WHAT IS EXPECTED
Write the data below out exactly as it stands. Do not include the pictures.

SUPPLIED RECORDS
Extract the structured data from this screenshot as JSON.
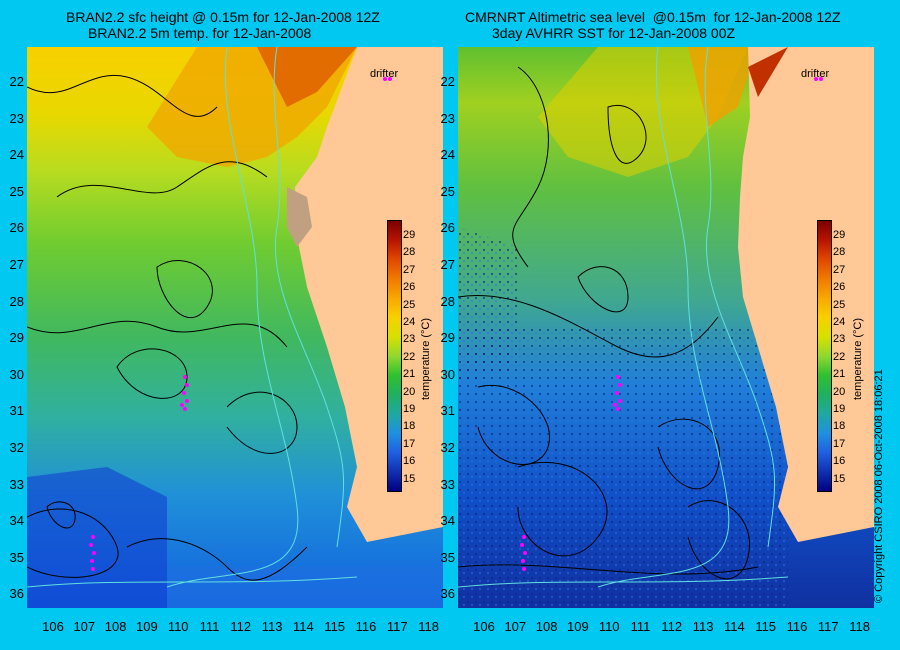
{
  "left_panel": {
    "title_line1": "BRAN2.2 sfc height @ 0.15m for 12-Jan-2008 12Z",
    "title_line2": "BRAN2.2 5m temp. for 12-Jan-2008"
  },
  "right_panel": {
    "title_line1": "CMRNRT Altimetric sea level  @0.15m  for 12-Jan-2008 12Z",
    "title_line2": "3day AVHRR SST for 12-Jan-2008 00Z"
  },
  "latitude_ticks": [
    "22",
    "23",
    "24",
    "25",
    "26",
    "27",
    "28",
    "29",
    "30",
    "31",
    "32",
    "33",
    "34",
    "35",
    "36"
  ],
  "longitude_ticks": [
    "106",
    "107",
    "108",
    "109",
    "110",
    "111",
    "112",
    "113",
    "114",
    "115",
    "116",
    "117",
    "118"
  ],
  "colorbar": {
    "title": "temperature (°C)",
    "ticks": [
      "29",
      "28",
      "27",
      "26",
      "25",
      "24",
      "23",
      "22",
      "21",
      "20",
      "19",
      "18",
      "17",
      "16",
      "15"
    ],
    "colors": [
      "#7a0000",
      "#b81400",
      "#e04800",
      "#f07a00",
      "#f8a800",
      "#f8d000",
      "#d8e000",
      "#90d830",
      "#30c030",
      "#20b060",
      "#20a8a0",
      "#2090e0",
      "#2060e0",
      "#1030b0",
      "#000080"
    ]
  },
  "drifter_label": "drifter",
  "copyright": "© Copyright CSIRO 2008   06-Oct-2008 18:06:21",
  "colors": {
    "background": "#00c8f0",
    "land": "#ffc896",
    "drifter_track": "#ff00ff",
    "contour": "#000000",
    "isobath": "#60e0e0"
  }
}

TASK RESPONSE
Extract the structured data from this screenshot as JSON.
{
  "left_panel": {
    "title_line1": "BRAN2.2 sfc height @ 0.15m for 12-Jan-2008 12Z",
    "title_line2": "BRAN2.2 5m temp. for 12-Jan-2008"
  },
  "right_panel": {
    "title_line1": "CMRNRT Altimetric sea level  @0.15m  for 12-Jan-2008 12Z",
    "title_line2": "3day AVHRR SST for 12-Jan-2008 00Z"
  },
  "latitude_ticks": [
    "22",
    "23",
    "24",
    "25",
    "26",
    "27",
    "28",
    "29",
    "30",
    "31",
    "32",
    "33",
    "34",
    "35",
    "36"
  ],
  "longitude_ticks": [
    "106",
    "107",
    "108",
    "109",
    "110",
    "111",
    "112",
    "113",
    "114",
    "115",
    "116",
    "117",
    "118"
  ],
  "colorbar": {
    "title": "temperature (°C)",
    "ticks": [
      "29",
      "28",
      "27",
      "26",
      "25",
      "24",
      "23",
      "22",
      "21",
      "20",
      "19",
      "18",
      "17",
      "16",
      "15"
    ],
    "colors": [
      "#7a0000",
      "#b81400",
      "#e04800",
      "#f07a00",
      "#f8a800",
      "#f8d000",
      "#d8e000",
      "#90d830",
      "#30c030",
      "#20b060",
      "#20a8a0",
      "#2090e0",
      "#2060e0",
      "#1030b0",
      "#000080"
    ]
  },
  "drifter_label": "drifter",
  "copyright": "© Copyright CSIRO 2008   06-Oct-2008 18:06:21",
  "colors": {
    "background": "#00c8f0",
    "land": "#ffc896",
    "drifter_track": "#ff00ff",
    "contour": "#000000",
    "isobath": "#60e0e0"
  }
}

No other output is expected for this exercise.